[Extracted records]
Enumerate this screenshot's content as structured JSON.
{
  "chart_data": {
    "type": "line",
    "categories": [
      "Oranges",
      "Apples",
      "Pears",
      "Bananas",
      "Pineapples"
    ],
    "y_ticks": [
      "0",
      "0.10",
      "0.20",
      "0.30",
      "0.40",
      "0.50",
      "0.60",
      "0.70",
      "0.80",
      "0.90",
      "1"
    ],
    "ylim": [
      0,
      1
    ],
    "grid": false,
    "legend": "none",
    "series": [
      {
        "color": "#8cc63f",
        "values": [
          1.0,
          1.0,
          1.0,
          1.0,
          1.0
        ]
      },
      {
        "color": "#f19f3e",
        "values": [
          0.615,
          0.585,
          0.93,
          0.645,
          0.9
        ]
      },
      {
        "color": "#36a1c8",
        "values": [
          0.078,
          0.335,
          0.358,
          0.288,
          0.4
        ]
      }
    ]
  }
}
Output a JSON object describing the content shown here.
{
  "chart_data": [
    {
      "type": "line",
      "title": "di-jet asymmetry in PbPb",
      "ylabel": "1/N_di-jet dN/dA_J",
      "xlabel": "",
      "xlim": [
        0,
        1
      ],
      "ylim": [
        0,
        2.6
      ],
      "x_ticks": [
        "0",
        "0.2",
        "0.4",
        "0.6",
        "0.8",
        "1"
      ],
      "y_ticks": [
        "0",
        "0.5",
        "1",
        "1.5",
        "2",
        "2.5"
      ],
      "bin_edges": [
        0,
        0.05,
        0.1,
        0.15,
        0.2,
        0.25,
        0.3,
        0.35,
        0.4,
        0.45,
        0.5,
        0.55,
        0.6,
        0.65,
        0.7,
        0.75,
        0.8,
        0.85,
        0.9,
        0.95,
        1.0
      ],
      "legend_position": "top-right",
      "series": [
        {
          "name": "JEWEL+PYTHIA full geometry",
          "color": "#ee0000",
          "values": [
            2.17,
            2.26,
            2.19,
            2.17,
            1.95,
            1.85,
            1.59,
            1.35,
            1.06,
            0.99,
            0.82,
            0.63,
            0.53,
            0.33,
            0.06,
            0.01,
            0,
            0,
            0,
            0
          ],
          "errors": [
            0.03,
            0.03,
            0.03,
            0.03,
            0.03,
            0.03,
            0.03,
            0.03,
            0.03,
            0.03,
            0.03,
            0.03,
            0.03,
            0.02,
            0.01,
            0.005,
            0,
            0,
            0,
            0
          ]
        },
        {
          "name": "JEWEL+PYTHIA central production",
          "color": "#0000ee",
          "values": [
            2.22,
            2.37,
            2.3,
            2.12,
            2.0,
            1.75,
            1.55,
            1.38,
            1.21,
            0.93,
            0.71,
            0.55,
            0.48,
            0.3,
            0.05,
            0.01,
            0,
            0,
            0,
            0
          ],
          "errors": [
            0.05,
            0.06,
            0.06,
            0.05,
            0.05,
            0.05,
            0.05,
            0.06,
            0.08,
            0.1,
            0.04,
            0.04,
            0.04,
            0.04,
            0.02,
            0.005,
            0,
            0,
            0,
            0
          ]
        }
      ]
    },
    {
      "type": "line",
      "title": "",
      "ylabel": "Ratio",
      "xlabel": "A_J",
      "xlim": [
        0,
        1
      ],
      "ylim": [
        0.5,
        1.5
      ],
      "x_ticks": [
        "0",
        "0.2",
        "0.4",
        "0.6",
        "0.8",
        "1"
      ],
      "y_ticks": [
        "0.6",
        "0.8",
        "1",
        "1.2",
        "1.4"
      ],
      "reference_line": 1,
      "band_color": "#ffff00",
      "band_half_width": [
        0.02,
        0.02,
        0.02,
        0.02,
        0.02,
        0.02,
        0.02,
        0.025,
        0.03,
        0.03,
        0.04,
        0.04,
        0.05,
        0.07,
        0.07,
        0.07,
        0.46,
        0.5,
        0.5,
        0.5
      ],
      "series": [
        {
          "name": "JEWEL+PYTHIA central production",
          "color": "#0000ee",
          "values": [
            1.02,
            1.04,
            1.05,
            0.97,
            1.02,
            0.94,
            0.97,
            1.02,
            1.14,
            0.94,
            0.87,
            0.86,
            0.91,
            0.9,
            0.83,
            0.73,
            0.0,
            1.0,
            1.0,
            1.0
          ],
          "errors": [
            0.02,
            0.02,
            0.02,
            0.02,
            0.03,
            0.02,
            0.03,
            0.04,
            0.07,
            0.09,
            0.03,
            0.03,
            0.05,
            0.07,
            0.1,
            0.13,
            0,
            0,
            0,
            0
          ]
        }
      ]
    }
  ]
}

### Do this
Copy all of the data exactly.

### Output for this task
Enumerate this screenshot's content as structured JSON.
{
  "chart_data": {
    "type": "line",
    "categories": [
      "Oranges",
      "Apples",
      "Pears",
      "Bananas",
      "Pineapples"
    ],
    "y_ticks": [
      "0",
      "0.10",
      "0.20",
      "0.30",
      "0.40",
      "0.50",
      "0.60",
      "0.70",
      "0.80",
      "0.90",
      "1"
    ],
    "ylim": [
      0,
      1
    ],
    "grid": false,
    "legend": "none",
    "series": [
      {
        "color": "#8cc63f",
        "values": [
          1.0,
          1.0,
          1.0,
          1.0,
          1.0
        ]
      },
      {
        "color": "#f19f3e",
        "values": [
          0.615,
          0.585,
          0.93,
          0.645,
          0.9
        ]
      },
      {
        "color": "#36a1c8",
        "values": [
          0.078,
          0.335,
          0.358,
          0.288,
          0.4
        ]
      }
    ]
  }
}
Output a JSON object describing the content shown here.
{
  "chart_data": [
    {
      "type": "line",
      "title": "di-jet asymmetry in PbPb",
      "ylabel": "1/N_di-jet dN/dA_J",
      "xlabel": "",
      "xlim": [
        0,
        1
      ],
      "ylim": [
        0,
        2.6
      ],
      "x_ticks": [
        "0",
        "0.2",
        "0.4",
        "0.6",
        "0.8",
        "1"
      ],
      "y_ticks": [
        "0",
        "0.5",
        "1",
        "1.5",
        "2",
        "2.5"
      ],
      "bin_edges": [
        0,
        0.05,
        0.1,
        0.15,
        0.2,
        0.25,
        0.3,
        0.35,
        0.4,
        0.45,
        0.5,
        0.55,
        0.6,
        0.65,
        0.7,
        0.75,
        0.8,
        0.85,
        0.9,
        0.95,
        1.0
      ],
      "legend_position": "top-right",
      "series": [
        {
          "name": "JEWEL+PYTHIA full geometry",
          "color": "#ee0000",
          "values": [
            2.17,
            2.26,
            2.19,
            2.17,
            1.95,
            1.85,
            1.59,
            1.35,
            1.06,
            0.99,
            0.82,
            0.63,
            0.53,
            0.33,
            0.06,
            0.01,
            0,
            0,
            0,
            0
          ],
          "errors": [
            0.03,
            0.03,
            0.03,
            0.03,
            0.03,
            0.03,
            0.03,
            0.03,
            0.03,
            0.03,
            0.03,
            0.03,
            0.03,
            0.02,
            0.01,
            0.005,
            0,
            0,
            0,
            0
          ]
        },
        {
          "name": "JEWEL+PYTHIA central production",
          "color": "#0000ee",
          "values": [
            2.22,
            2.37,
            2.3,
            2.12,
            2.0,
            1.75,
            1.55,
            1.38,
            1.21,
            0.93,
            0.71,
            0.55,
            0.48,
            0.3,
            0.05,
            0.01,
            0,
            0,
            0,
            0
          ],
          "errors": [
            0.05,
            0.06,
            0.06,
            0.05,
            0.05,
            0.05,
            0.05,
            0.06,
            0.08,
            0.1,
            0.04,
            0.04,
            0.04,
            0.04,
            0.02,
            0.005,
            0,
            0,
            0,
            0
          ]
        }
      ]
    },
    {
      "type": "line",
      "title": "",
      "ylabel": "Ratio",
      "xlabel": "A_J",
      "xlim": [
        0,
        1
      ],
      "ylim": [
        0.5,
        1.5
      ],
      "x_ticks": [
        "0",
        "0.2",
        "0.4",
        "0.6",
        "0.8",
        "1"
      ],
      "y_ticks": [
        "0.6",
        "0.8",
        "1",
        "1.2",
        "1.4"
      ],
      "reference_line": 1,
      "band_color": "#ffff00",
      "band_half_width": [
        0.02,
        0.02,
        0.02,
        0.02,
        0.02,
        0.02,
        0.02,
        0.025,
        0.03,
        0.03,
        0.04,
        0.04,
        0.05,
        0.07,
        0.07,
        0.07,
        0.46,
        0.5,
        0.5,
        0.5
      ],
      "series": [
        {
          "name": "JEWEL+PYTHIA central production",
          "color": "#0000ee",
          "values": [
            1.02,
            1.04,
            1.05,
            0.97,
            1.02,
            0.94,
            0.97,
            1.02,
            1.14,
            0.94,
            0.87,
            0.86,
            0.91,
            0.9,
            0.83,
            0.73,
            0.0,
            1.0,
            1.0,
            1.0
          ],
          "errors": [
            0.02,
            0.02,
            0.02,
            0.02,
            0.03,
            0.02,
            0.03,
            0.04,
            0.07,
            0.09,
            0.03,
            0.03,
            0.05,
            0.07,
            0.1,
            0.13,
            0,
            0,
            0,
            0
          ]
        }
      ]
    }
  ]
}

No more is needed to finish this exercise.